(Records about charts and figures)
····················

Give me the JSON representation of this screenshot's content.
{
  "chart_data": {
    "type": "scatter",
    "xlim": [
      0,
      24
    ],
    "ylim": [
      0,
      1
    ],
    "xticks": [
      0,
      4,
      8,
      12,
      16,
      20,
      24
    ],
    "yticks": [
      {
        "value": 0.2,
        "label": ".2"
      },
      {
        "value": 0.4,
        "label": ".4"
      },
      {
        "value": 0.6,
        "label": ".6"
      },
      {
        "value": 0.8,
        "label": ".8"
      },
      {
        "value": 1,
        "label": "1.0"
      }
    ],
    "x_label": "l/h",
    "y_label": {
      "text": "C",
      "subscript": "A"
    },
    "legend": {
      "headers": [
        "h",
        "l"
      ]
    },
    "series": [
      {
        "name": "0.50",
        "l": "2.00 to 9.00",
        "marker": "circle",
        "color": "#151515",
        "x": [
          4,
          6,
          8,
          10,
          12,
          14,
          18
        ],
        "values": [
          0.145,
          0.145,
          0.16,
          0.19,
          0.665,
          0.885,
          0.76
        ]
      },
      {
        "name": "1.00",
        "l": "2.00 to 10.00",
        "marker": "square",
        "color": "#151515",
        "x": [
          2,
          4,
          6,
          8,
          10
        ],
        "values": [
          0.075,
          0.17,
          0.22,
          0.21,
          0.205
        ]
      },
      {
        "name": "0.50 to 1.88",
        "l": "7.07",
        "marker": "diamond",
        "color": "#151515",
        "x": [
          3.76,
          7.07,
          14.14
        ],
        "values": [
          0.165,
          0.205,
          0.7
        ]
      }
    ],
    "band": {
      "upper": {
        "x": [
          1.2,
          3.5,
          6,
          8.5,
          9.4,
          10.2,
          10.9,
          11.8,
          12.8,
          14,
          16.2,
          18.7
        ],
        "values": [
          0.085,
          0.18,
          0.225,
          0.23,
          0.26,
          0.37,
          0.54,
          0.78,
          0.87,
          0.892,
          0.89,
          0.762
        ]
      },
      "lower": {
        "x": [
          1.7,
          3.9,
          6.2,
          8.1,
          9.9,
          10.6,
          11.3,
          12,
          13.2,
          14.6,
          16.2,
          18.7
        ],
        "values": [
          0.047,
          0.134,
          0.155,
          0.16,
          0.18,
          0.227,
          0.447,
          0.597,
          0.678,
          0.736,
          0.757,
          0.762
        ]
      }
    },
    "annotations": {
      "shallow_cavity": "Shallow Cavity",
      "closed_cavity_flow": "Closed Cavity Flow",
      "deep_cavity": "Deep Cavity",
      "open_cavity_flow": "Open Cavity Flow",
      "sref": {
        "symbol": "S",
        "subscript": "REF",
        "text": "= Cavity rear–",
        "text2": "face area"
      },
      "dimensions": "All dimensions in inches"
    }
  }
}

····················

• WHAT YOU SHOULD DO
Repeat the material above exactly.

• SOLUTION FOR THIS PROBLEM
Give me the JSON representation of this screenshot's content.
{
  "chart_data": {
    "type": "scatter",
    "xlim": [
      0,
      24
    ],
    "ylim": [
      0,
      1
    ],
    "xticks": [
      0,
      4,
      8,
      12,
      16,
      20,
      24
    ],
    "yticks": [
      {
        "value": 0.2,
        "label": ".2"
      },
      {
        "value": 0.4,
        "label": ".4"
      },
      {
        "value": 0.6,
        "label": ".6"
      },
      {
        "value": 0.8,
        "label": ".8"
      },
      {
        "value": 1,
        "label": "1.0"
      }
    ],
    "x_label": "l/h",
    "y_label": {
      "text": "C",
      "subscript": "A"
    },
    "legend": {
      "headers": [
        "h",
        "l"
      ]
    },
    "series": [
      {
        "name": "0.50",
        "l": "2.00 to 9.00",
        "marker": "circle",
        "color": "#151515",
        "x": [
          4,
          6,
          8,
          10,
          12,
          14,
          18
        ],
        "values": [
          0.145,
          0.145,
          0.16,
          0.19,
          0.665,
          0.885,
          0.76
        ]
      },
      {
        "name": "1.00",
        "l": "2.00 to 10.00",
        "marker": "square",
        "color": "#151515",
        "x": [
          2,
          4,
          6,
          8,
          10
        ],
        "values": [
          0.075,
          0.17,
          0.22,
          0.21,
          0.205
        ]
      },
      {
        "name": "0.50 to 1.88",
        "l": "7.07",
        "marker": "diamond",
        "color": "#151515",
        "x": [
          3.76,
          7.07,
          14.14
        ],
        "values": [
          0.165,
          0.205,
          0.7
        ]
      }
    ],
    "band": {
      "upper": {
        "x": [
          1.2,
          3.5,
          6,
          8.5,
          9.4,
          10.2,
          10.9,
          11.8,
          12.8,
          14,
          16.2,
          18.7
        ],
        "values": [
          0.085,
          0.18,
          0.225,
          0.23,
          0.26,
          0.37,
          0.54,
          0.78,
          0.87,
          0.892,
          0.89,
          0.762
        ]
      },
      "lower": {
        "x": [
          1.7,
          3.9,
          6.2,
          8.1,
          9.9,
          10.6,
          11.3,
          12,
          13.2,
          14.6,
          16.2,
          18.7
        ],
        "values": [
          0.047,
          0.134,
          0.155,
          0.16,
          0.18,
          0.227,
          0.447,
          0.597,
          0.678,
          0.736,
          0.757,
          0.762
        ]
      }
    },
    "annotations": {
      "shallow_cavity": "Shallow Cavity",
      "closed_cavity_flow": "Closed Cavity Flow",
      "deep_cavity": "Deep Cavity",
      "open_cavity_flow": "Open Cavity Flow",
      "sref": {
        "symbol": "S",
        "subscript": "REF",
        "text": "= Cavity rear–",
        "text2": "face area"
      },
      "dimensions": "All dimensions in inches"
    }
  }
}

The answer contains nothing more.